[Collected data]
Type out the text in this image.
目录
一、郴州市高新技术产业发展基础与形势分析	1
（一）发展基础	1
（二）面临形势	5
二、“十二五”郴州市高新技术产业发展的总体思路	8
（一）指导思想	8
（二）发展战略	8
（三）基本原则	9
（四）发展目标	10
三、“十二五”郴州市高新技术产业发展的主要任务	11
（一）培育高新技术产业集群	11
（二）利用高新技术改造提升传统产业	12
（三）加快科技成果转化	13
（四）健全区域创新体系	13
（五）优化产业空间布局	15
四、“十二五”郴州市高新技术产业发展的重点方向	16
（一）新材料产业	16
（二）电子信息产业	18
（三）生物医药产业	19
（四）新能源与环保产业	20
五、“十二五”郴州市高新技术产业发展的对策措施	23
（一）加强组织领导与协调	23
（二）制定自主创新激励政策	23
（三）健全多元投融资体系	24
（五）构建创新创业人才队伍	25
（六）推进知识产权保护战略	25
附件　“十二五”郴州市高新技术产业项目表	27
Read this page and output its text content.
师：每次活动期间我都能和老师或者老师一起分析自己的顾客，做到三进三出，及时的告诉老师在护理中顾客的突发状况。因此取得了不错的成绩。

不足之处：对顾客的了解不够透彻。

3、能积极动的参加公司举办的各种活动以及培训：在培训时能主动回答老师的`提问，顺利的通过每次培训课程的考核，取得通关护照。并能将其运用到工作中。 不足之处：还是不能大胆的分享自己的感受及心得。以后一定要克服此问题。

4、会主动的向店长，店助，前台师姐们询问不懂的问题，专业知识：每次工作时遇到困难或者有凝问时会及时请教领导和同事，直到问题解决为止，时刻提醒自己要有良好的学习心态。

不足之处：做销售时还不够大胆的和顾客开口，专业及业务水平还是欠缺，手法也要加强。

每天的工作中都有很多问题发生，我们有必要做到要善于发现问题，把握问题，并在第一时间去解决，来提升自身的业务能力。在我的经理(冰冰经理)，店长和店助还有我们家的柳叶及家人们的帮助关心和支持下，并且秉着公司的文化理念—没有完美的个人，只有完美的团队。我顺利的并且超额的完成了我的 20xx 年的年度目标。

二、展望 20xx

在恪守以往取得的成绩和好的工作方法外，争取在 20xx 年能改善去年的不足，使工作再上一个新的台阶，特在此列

**WHAT NEEDS TO BE DONE:**
Could you quote the material above in full, exactly as it stands?

**EXERCISE RESPONSE:**
Type out the text in this image.
目录
一、郴州市高新技术产业发展基础与形势分析	1
（一）发展基础	1
（二）面临形势	5
二、“十二五”郴州市高新技术产业发展的总体思路	8
（一）指导思想	8
（二）发展战略	8
（三）基本原则	9
（四）发展目标	10
三、“十二五”郴州市高新技术产业发展的主要任务	11
（一）培育高新技术产业集群	11
（二）利用高新技术改造提升传统产业	12
（三）加快科技成果转化	13
（四）健全区域创新体系	13
（五）优化产业空间布局	15
四、“十二五”郴州市高新技术产业发展的重点方向	16
（一）新材料产业	16
（二）电子信息产业	18
（三）生物医药产业	19
（四）新能源与环保产业	20
五、“十二五”郴州市高新技术产业发展的对策措施	23
（一）加强组织领导与协调	23
（二）制定自主创新激励政策	23
（三）健全多元投融资体系	24
（五）构建创新创业人才队伍	25
（六）推进知识产权保护战略	25
附件　“十二五”郴州市高新技术产业项目表	27
Read this page and output its text content.
师：每次活动期间我都能和老师或者老师一起分析自己的顾客，做到三进三出，及时的告诉老师在护理中顾客的突发状况。因此取得了不错的成绩。

不足之处：对顾客的了解不够透彻。

3、能积极动的参加公司举办的各种活动以及培训：在培训时能主动回答老师的`提问，顺利的通过每次培训课程的考核，取得通关护照。并能将其运用到工作中。 不足之处：还是不能大胆的分享自己的感受及心得。以后一定要克服此问题。

4、会主动的向店长，店助，前台师姐们询问不懂的问题，专业知识：每次工作时遇到困难或者有凝问时会及时请教领导和同事，直到问题解决为止，时刻提醒自己要有良好的学习心态。

不足之处：做销售时还不够大胆的和顾客开口，专业及业务水平还是欠缺，手法也要加强。

每天的工作中都有很多问题发生，我们有必要做到要善于发现问题，把握问题，并在第一时间去解决，来提升自身的业务能力。在我的经理(冰冰经理)，店长和店助还有我们家的柳叶及家人们的帮助关心和支持下，并且秉着公司的文化理念—没有完美的个人，只有完美的团队。我顺利的并且超额的完成了我的 20xx 年的年度目标。

二、展望 20xx

在恪守以往取得的成绩和好的工作方法外，争取在 20xx 年能改善去年的不足，使工作再上一个新的台阶，特在此列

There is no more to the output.